Exercise:
Every line from the one that contains "Decode this image" to the last line of the listing below should be quoted verbatim. Pictures are excluded.

(Stored data)
^^^^^^^^^^^^^^^^

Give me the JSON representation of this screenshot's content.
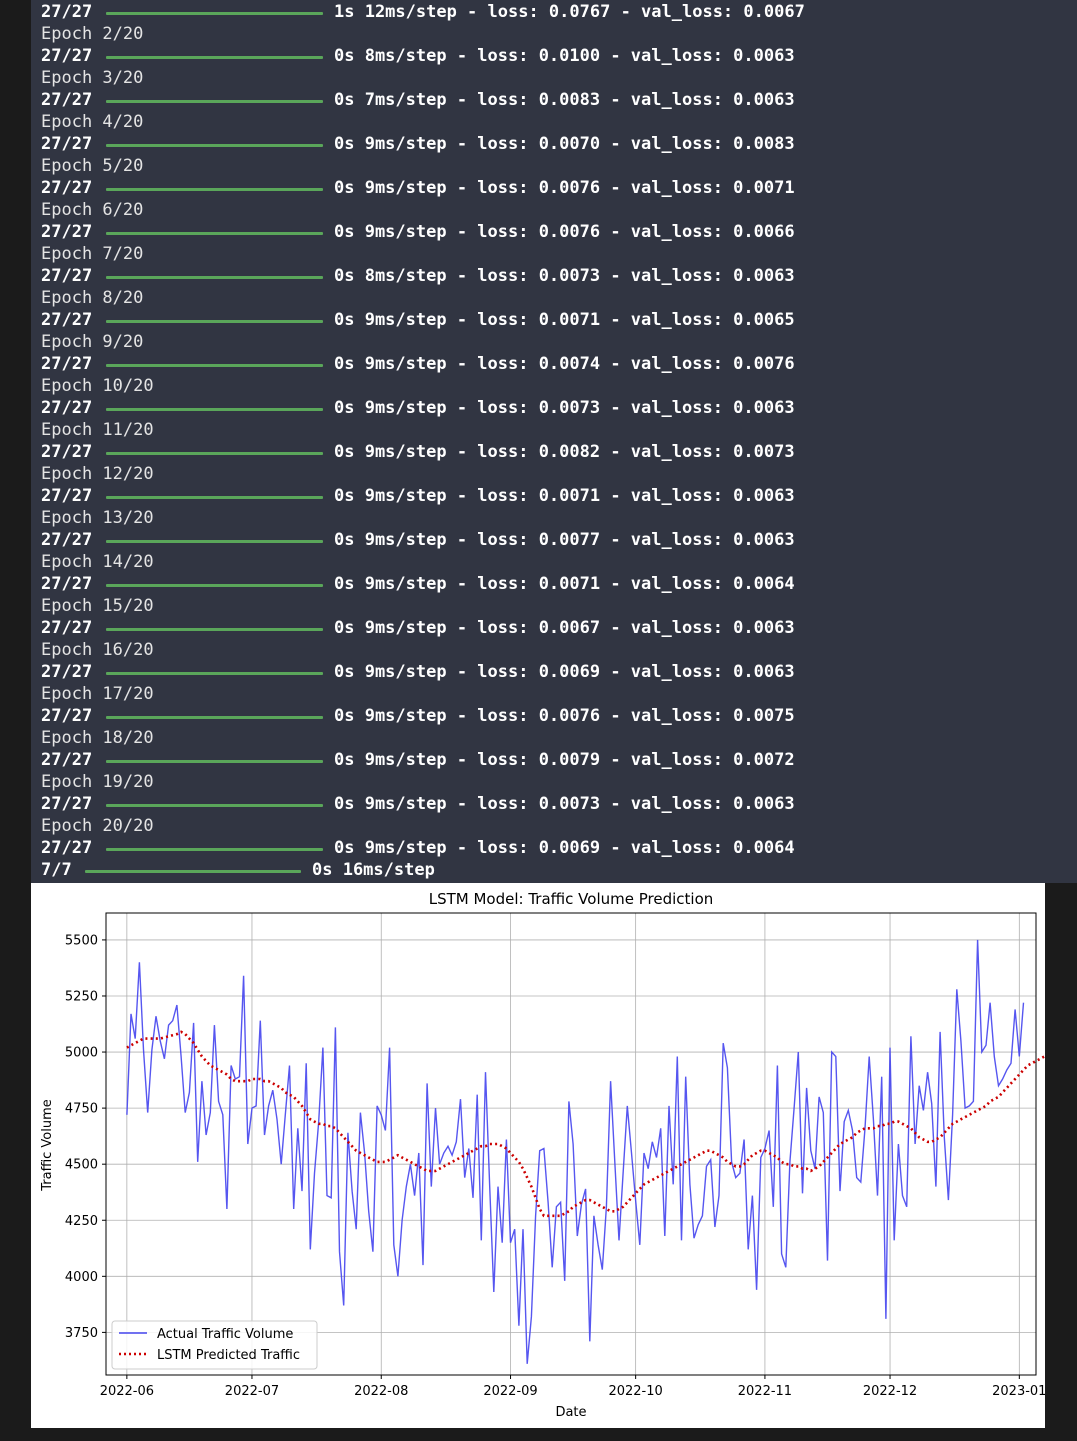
{
  "training_log": {
    "first_line": {
      "steps": "27/27",
      "stats": "1s 12ms/step - loss: 0.0767 - val_loss: 0.0067"
    },
    "epochs": [
      {
        "epoch": "Epoch 2/20",
        "steps": "27/27",
        "stats": "0s 8ms/step - loss: 0.0100 - val_loss: 0.0063"
      },
      {
        "epoch": "Epoch 3/20",
        "steps": "27/27",
        "stats": "0s 7ms/step - loss: 0.0083 - val_loss: 0.0063"
      },
      {
        "epoch": "Epoch 4/20",
        "steps": "27/27",
        "stats": "0s 9ms/step - loss: 0.0070 - val_loss: 0.0083"
      },
      {
        "epoch": "Epoch 5/20",
        "steps": "27/27",
        "stats": "0s 9ms/step - loss: 0.0076 - val_loss: 0.0071"
      },
      {
        "epoch": "Epoch 6/20",
        "steps": "27/27",
        "stats": "0s 9ms/step - loss: 0.0076 - val_loss: 0.0066"
      },
      {
        "epoch": "Epoch 7/20",
        "steps": "27/27",
        "stats": "0s 8ms/step - loss: 0.0073 - val_loss: 0.0063"
      },
      {
        "epoch": "Epoch 8/20",
        "steps": "27/27",
        "stats": "0s 9ms/step - loss: 0.0071 - val_loss: 0.0065"
      },
      {
        "epoch": "Epoch 9/20",
        "steps": "27/27",
        "stats": "0s 9ms/step - loss: 0.0074 - val_loss: 0.0076"
      },
      {
        "epoch": "Epoch 10/20",
        "steps": "27/27",
        "stats": "0s 9ms/step - loss: 0.0073 - val_loss: 0.0063"
      },
      {
        "epoch": "Epoch 11/20",
        "steps": "27/27",
        "stats": "0s 9ms/step - loss: 0.0082 - val_loss: 0.0073"
      },
      {
        "epoch": "Epoch 12/20",
        "steps": "27/27",
        "stats": "0s 9ms/step - loss: 0.0071 - val_loss: 0.0063"
      },
      {
        "epoch": "Epoch 13/20",
        "steps": "27/27",
        "stats": "0s 9ms/step - loss: 0.0077 - val_loss: 0.0063"
      },
      {
        "epoch": "Epoch 14/20",
        "steps": "27/27",
        "stats": "0s 9ms/step - loss: 0.0071 - val_loss: 0.0064"
      },
      {
        "epoch": "Epoch 15/20",
        "steps": "27/27",
        "stats": "0s 9ms/step - loss: 0.0067 - val_loss: 0.0063"
      },
      {
        "epoch": "Epoch 16/20",
        "steps": "27/27",
        "stats": "0s 9ms/step - loss: 0.0069 - val_loss: 0.0063"
      },
      {
        "epoch": "Epoch 17/20",
        "steps": "27/27",
        "stats": "0s 9ms/step - loss: 0.0076 - val_loss: 0.0075"
      },
      {
        "epoch": "Epoch 18/20",
        "steps": "27/27",
        "stats": "0s 9ms/step - loss: 0.0079 - val_loss: 0.0072"
      },
      {
        "epoch": "Epoch 19/20",
        "steps": "27/27",
        "stats": "0s 9ms/step - loss: 0.0073 - val_loss: 0.0063"
      },
      {
        "epoch": "Epoch 20/20",
        "steps": "27/27",
        "stats": "0s 9ms/step - loss: 0.0069 - val_loss: 0.0064"
      }
    ],
    "predict_line": {
      "steps": "7/7",
      "stats": "0s 16ms/step"
    },
    "progress_color": "#5aa65a",
    "background_color": "#313542"
  },
  "chart_data": {
    "type": "line",
    "title": "LSTM Model: Traffic Volume Prediction",
    "xlabel": "Date",
    "ylabel": "Traffic Volume",
    "x_ticks": [
      "2022-06",
      "2022-07",
      "2022-08",
      "2022-09",
      "2022-10",
      "2022-11",
      "2022-12",
      "2023-01"
    ],
    "y_ticks": [
      3750,
      4000,
      4250,
      4500,
      4750,
      5000,
      5250,
      5500
    ],
    "ylim": [
      3560,
      5620
    ],
    "xlim": [
      "2022-05-27",
      "2023-01-05"
    ],
    "grid": true,
    "legend_position": "lower-left",
    "start_date": "2022-06-01",
    "series": [
      {
        "name": "Actual Traffic Volume",
        "color": "#4444ee",
        "style": "solid",
        "values": [
          4720,
          5170,
          5060,
          5400,
          5010,
          4730,
          5010,
          5160,
          5050,
          4970,
          5120,
          5140,
          5210,
          4980,
          4730,
          4820,
          5130,
          4510,
          4870,
          4630,
          4730,
          5120,
          4780,
          4720,
          4300,
          4940,
          4880,
          4890,
          5340,
          4590,
          4750,
          4760,
          5140,
          4630,
          4760,
          4830,
          4700,
          4500,
          4720,
          4940,
          4300,
          4660,
          4380,
          4950,
          4120,
          4460,
          4690,
          5020,
          4360,
          4350,
          5110,
          4110,
          3870,
          4640,
          4380,
          4210,
          4730,
          4550,
          4290,
          4110,
          4760,
          4720,
          4650,
          5020,
          4140,
          4000,
          4250,
          4400,
          4500,
          4360,
          4550,
          4050,
          4860,
          4400,
          4750,
          4500,
          4550,
          4580,
          4540,
          4600,
          4790,
          4440,
          4570,
          4350,
          4810,
          4160,
          4910,
          4400,
          3930,
          4400,
          4150,
          4610,
          4150,
          4210,
          3780,
          4210,
          3610,
          3820,
          4270,
          4560,
          4570,
          4330,
          4040,
          4310,
          4330,
          3980,
          4780,
          4590,
          4180,
          4320,
          4390,
          3710,
          4270,
          4140,
          4030,
          4310,
          4870,
          4510,
          4160,
          4460,
          4760,
          4550,
          4340,
          4140,
          4550,
          4480,
          4600,
          4530,
          4660,
          4180,
          4760,
          4410,
          4980,
          4160,
          4890,
          4410,
          4170,
          4230,
          4270,
          4490,
          4520,
          4220,
          4360,
          5040,
          4930,
          4510,
          4440,
          4460,
          4610,
          4120,
          4360,
          3940,
          4530,
          4570,
          4650,
          4310,
          4940,
          4100,
          4040,
          4510,
          4750,
          5000,
          4370,
          4840,
          4560,
          4480,
          4800,
          4730,
          4070,
          5000,
          4980,
          4380,
          4690,
          4740,
          4650,
          4440,
          4420,
          4660,
          4980,
          4700,
          4360,
          4890,
          3810,
          5020,
          4160,
          4590,
          4360,
          4310,
          5070,
          4590,
          4850,
          4740,
          4910,
          4770,
          4400,
          5090,
          4620,
          4340,
          4720,
          5280,
          5050,
          4750,
          4760,
          4780,
          5500,
          5000,
          5030,
          5220,
          4980,
          4850,
          4880,
          4920,
          4950,
          5190,
          4980,
          5220
        ]
      },
      {
        "name": "LSTM Predicted Traffic",
        "color": "#cc0000",
        "style": "dotted",
        "values": [
          5020,
          5030,
          5040,
          5050,
          5060,
          5060,
          5060,
          5060,
          5060,
          5065,
          5070,
          5075,
          5080,
          5090,
          5080,
          5060,
          5040,
          5010,
          4980,
          4960,
          4940,
          4930,
          4920,
          4910,
          4900,
          4880,
          4870,
          4870,
          4870,
          4870,
          4880,
          4880,
          4880,
          4870,
          4870,
          4860,
          4850,
          4840,
          4820,
          4810,
          4800,
          4780,
          4760,
          4730,
          4700,
          4690,
          4680,
          4680,
          4670,
          4670,
          4660,
          4640,
          4620,
          4600,
          4580,
          4560,
          4550,
          4540,
          4530,
          4520,
          4510,
          4510,
          4510,
          4520,
          4530,
          4540,
          4530,
          4520,
          4510,
          4500,
          4490,
          4480,
          4470,
          4470,
          4470,
          4480,
          4490,
          4500,
          4510,
          4520,
          4530,
          4540,
          4550,
          4560,
          4570,
          4580,
          4580,
          4590,
          4590,
          4590,
          4580,
          4570,
          4550,
          4530,
          4510,
          4480,
          4440,
          4400,
          4350,
          4300,
          4270,
          4270,
          4270,
          4270,
          4270,
          4280,
          4290,
          4310,
          4320,
          4330,
          4340,
          4340,
          4330,
          4320,
          4310,
          4300,
          4290,
          4290,
          4300,
          4310,
          4330,
          4350,
          4370,
          4390,
          4410,
          4420,
          4430,
          4440,
          4450,
          4460,
          4470,
          4480,
          4490,
          4500,
          4510,
          4520,
          4530,
          4540,
          4550,
          4560,
          4560,
          4550,
          4540,
          4530,
          4510,
          4500,
          4490,
          4490,
          4500,
          4520,
          4540,
          4550,
          4560,
          4560,
          4550,
          4540,
          4530,
          4510,
          4500,
          4500,
          4490,
          4490,
          4480,
          4480,
          4470,
          4480,
          4490,
          4510,
          4530,
          4550,
          4570,
          4590,
          4600,
          4610,
          4620,
          4640,
          4650,
          4660,
          4660,
          4660,
          4670,
          4670,
          4680,
          4680,
          4690,
          4690,
          4680,
          4670,
          4660,
          4640,
          4620,
          4610,
          4600,
          4600,
          4610,
          4620,
          4640,
          4660,
          4680,
          4690,
          4700,
          4710,
          4720,
          4730,
          4740,
          4750,
          4760,
          4780,
          4790,
          4800,
          4820,
          4840,
          4860,
          4880,
          4900,
          4920,
          4940,
          4950,
          4960,
          4970,
          4980,
          4990,
          5000
        ]
      }
    ]
  }
}
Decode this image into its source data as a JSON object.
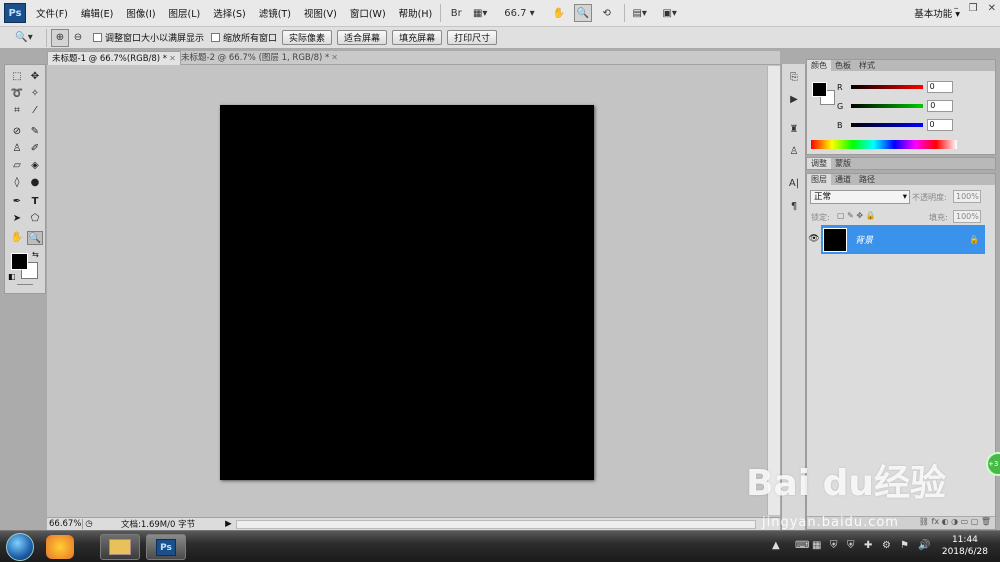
{
  "app": {
    "logo": "Ps",
    "workspace": "基本功能 ▾"
  },
  "menu": [
    "文件(F)",
    "编辑(E)",
    "图像(I)",
    "图层(L)",
    "选择(S)",
    "滤镜(T)",
    "视图(V)",
    "窗口(W)",
    "帮助(H)"
  ],
  "toolbar": {
    "zoom_level": "66.7 ▾"
  },
  "options": {
    "resize_windows": "调整窗口大小以满屏显示",
    "zoom_all": "缩放所有窗口",
    "actual_pixels": "实际像素",
    "fit_screen": "适合屏幕",
    "fill_screen": "填充屏幕",
    "print_size": "打印尺寸"
  },
  "tabs": [
    {
      "label": "未标题-1 @ 66.7%(RGB/8) *"
    },
    {
      "label": "未标题-2 @ 66.7% (图层 1, RGB/8) *"
    }
  ],
  "status": {
    "zoom": "66.67%",
    "doc": "文档:1.69M/0 字节"
  },
  "color_panel": {
    "tabs": [
      "颜色",
      "色板",
      "样式"
    ],
    "r_label": "R",
    "g_label": "G",
    "b_label": "B",
    "r": "0",
    "g": "0",
    "b": "0"
  },
  "adjust_panel": {
    "tabs": [
      "调整",
      "蒙版"
    ]
  },
  "layers_panel": {
    "tabs": [
      "图层",
      "通道",
      "路径"
    ],
    "blend_mode": "正常",
    "opacity_label": "不透明度:",
    "opacity": "100%",
    "lock_label": "锁定:",
    "fill_label": "填充:",
    "fill": "100%",
    "layer_name": "背景"
  },
  "taskbar": {
    "time": "11:44",
    "date": "2018/6/28"
  },
  "watermark": {
    "brand": "Bai du经验",
    "url": "jingyan.baidu.com"
  },
  "colors": {
    "layer_selected": "#3b92ea",
    "canvas": "#000000"
  }
}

^^^^^^^^^^^^^^^^

Written reply:
Decode this image into its source data as a JSON object.
{
  "app": {
    "logo": "Ps",
    "workspace": "基本功能 ▾"
  },
  "menu": [
    "文件(F)",
    "编辑(E)",
    "图像(I)",
    "图层(L)",
    "选择(S)",
    "滤镜(T)",
    "视图(V)",
    "窗口(W)",
    "帮助(H)"
  ],
  "toolbar": {
    "zoom_level": "66.7 ▾"
  },
  "options": {
    "resize_windows": "调整窗口大小以满屏显示",
    "zoom_all": "缩放所有窗口",
    "actual_pixels": "实际像素",
    "fit_screen": "适合屏幕",
    "fill_screen": "填充屏幕",
    "print_size": "打印尺寸"
  },
  "tabs": [
    {
      "label": "未标题-1 @ 66.7%(RGB/8) *"
    },
    {
      "label": "未标题-2 @ 66.7% (图层 1, RGB/8) *"
    }
  ],
  "status": {
    "zoom": "66.67%",
    "doc": "文档:1.69M/0 字节"
  },
  "color_panel": {
    "tabs": [
      "颜色",
      "色板",
      "样式"
    ],
    "r_label": "R",
    "g_label": "G",
    "b_label": "B",
    "r": "0",
    "g": "0",
    "b": "0"
  },
  "adjust_panel": {
    "tabs": [
      "调整",
      "蒙版"
    ]
  },
  "layers_panel": {
    "tabs": [
      "图层",
      "通道",
      "路径"
    ],
    "blend_mode": "正常",
    "opacity_label": "不透明度:",
    "opacity": "100%",
    "lock_label": "锁定:",
    "fill_label": "填充:",
    "fill": "100%",
    "layer_name": "背景"
  },
  "taskbar": {
    "time": "11:44",
    "date": "2018/6/28"
  },
  "watermark": {
    "brand": "Bai du经验",
    "url": "jingyan.baidu.com"
  },
  "colors": {
    "layer_selected": "#3b92ea",
    "canvas": "#000000"
  }
}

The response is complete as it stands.